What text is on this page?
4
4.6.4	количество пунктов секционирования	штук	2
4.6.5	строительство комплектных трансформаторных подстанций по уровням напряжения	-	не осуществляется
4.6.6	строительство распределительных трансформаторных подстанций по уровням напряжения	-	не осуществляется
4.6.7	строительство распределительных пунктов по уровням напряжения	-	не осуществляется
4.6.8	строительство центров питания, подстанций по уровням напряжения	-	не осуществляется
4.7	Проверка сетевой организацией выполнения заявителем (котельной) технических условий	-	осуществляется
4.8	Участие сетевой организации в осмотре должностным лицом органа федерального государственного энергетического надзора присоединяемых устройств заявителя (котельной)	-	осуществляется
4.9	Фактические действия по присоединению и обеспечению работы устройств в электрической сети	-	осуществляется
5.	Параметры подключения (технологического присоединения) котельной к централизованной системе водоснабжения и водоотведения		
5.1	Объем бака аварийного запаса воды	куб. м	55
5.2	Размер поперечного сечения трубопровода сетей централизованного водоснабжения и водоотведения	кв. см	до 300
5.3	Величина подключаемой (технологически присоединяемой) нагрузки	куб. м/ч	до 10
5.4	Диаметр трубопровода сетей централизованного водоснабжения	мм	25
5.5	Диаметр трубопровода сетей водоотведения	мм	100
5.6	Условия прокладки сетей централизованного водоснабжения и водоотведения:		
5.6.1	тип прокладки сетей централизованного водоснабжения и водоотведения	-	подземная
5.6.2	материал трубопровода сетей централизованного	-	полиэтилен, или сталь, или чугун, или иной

__________

EXERCISE DETAILS ▸
Return all of the entries word for word.

COMPLETED EXERCISE ▸
What text is on this page?
4
4.6.4	количество пунктов секционирования	штук	2
4.6.5	строительство комплектных трансформаторных подстанций по уровням напряжения	-	не осуществляется
4.6.6	строительство распределительных трансформаторных подстанций по уровням напряжения	-	не осуществляется
4.6.7	строительство распределительных пунктов по уровням напряжения	-	не осуществляется
4.6.8	строительство центров питания, подстанций по уровням напряжения	-	не осуществляется
4.7	Проверка сетевой организацией выполнения заявителем (котельной) технических условий	-	осуществляется
4.8	Участие сетевой организации в осмотре должностным лицом органа федерального государственного энергетического надзора присоединяемых устройств заявителя (котельной)	-	осуществляется
4.9	Фактические действия по присоединению и обеспечению работы устройств в электрической сети	-	осуществляется
5.	Параметры подключения (технологического присоединения) котельной к централизованной системе водоснабжения и водоотведения		
5.1	Объем бака аварийного запаса воды	куб. м	55
5.2	Размер поперечного сечения трубопровода сетей централизованного водоснабжения и водоотведения	кв. см	до 300
5.3	Величина подключаемой (технологически присоединяемой) нагрузки	куб. м/ч	до 10
5.4	Диаметр трубопровода сетей централизованного водоснабжения	мм	25
5.5	Диаметр трубопровода сетей водоотведения	мм	100
5.6	Условия прокладки сетей централизованного водоснабжения и водоотведения:		
5.6.1	тип прокладки сетей централизованного водоснабжения и водоотведения	-	подземная
5.6.2	материал трубопровода сетей централизованного	-	полиэтилен, или сталь, или чугун, или иной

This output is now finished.